## THE TASK
Write out the material exactly. Do not include the pictures.

## INPUT
● ● ● ●
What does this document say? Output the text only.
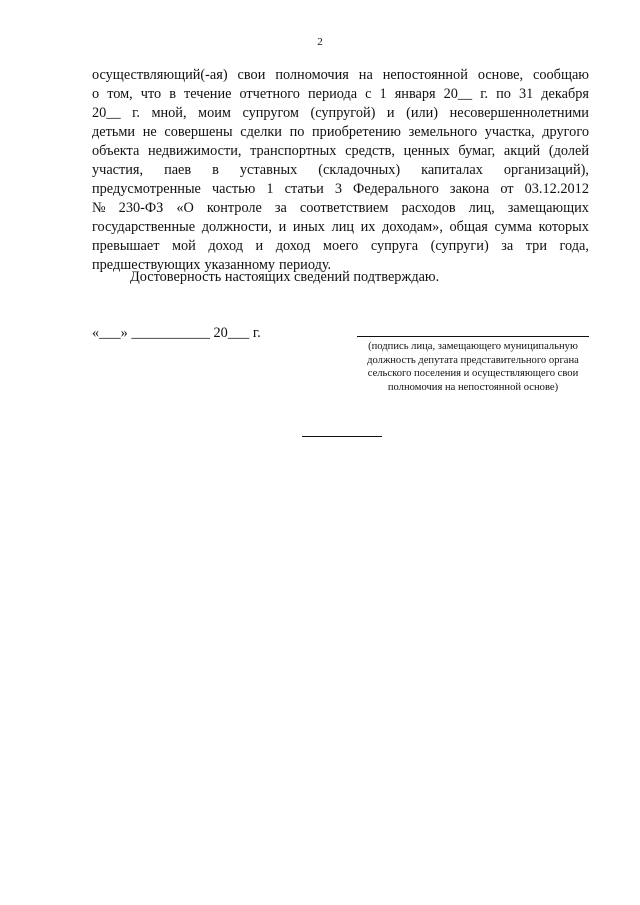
2
осуществляющий(-ая) свои полномочия на непостоянной основе, сообщаю
о том, что в течение отчетного периода с 1 января 20__ г. по 31 декабря
20__ г. мной, моим супругом (супругой) и (или) несовершеннолетними
детьми не совершены сделки по приобретению земельного участка, другого
объекта недвижимости, транспортных средств, ценных бумаг, акций (долей
участия, паев в уставных (складочных) капиталах организаций),
предусмотренные частью 1 статьи 3 Федерального закона от 03.12.2012
№ 230-ФЗ «О контроле за соответствием расходов лиц, замещающих
государственные должности, и иных лиц их доходам», общая сумма которых
превышает мой доход и доход моего супруга (супруги) за три года,
предшествующих указанному периоду.
Достоверность настоящих сведений подтверждаю.
«___» ___________ 20___ г.
(подпись лица, замещающего муниципальную
должность депутата представительного органа
сельского поселения и осуществляющего свои
полномочия на непостоянной основе)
● ● ● ●
## THE SOLUTION
What does this document say? Output the text only.
2
осуществляющий(-ая) свои полномочия на непостоянной основе, сообщаю
о том, что в течение отчетного периода с 1 января 20__ г. по 31 декабря
20__ г. мной, моим супругом (супругой) и (или) несовершеннолетними
детьми не совершены сделки по приобретению земельного участка, другого
объекта недвижимости, транспортных средств, ценных бумаг, акций (долей
участия, паев в уставных (складочных) капиталах организаций),
предусмотренные частью 1 статьи 3 Федерального закона от 03.12.2012
№ 230-ФЗ «О контроле за соответствием расходов лиц, замещающих
государственные должности, и иных лиц их доходам», общая сумма которых
превышает мой доход и доход моего супруга (супруги) за три года,
предшествующих указанному периоду.
Достоверность настоящих сведений подтверждаю.
«___» ___________ 20___ г.
(подпись лица, замещающего муниципальную
должность депутата представительного органа
сельского поселения и осуществляющего свои
полномочия на непостоянной основе)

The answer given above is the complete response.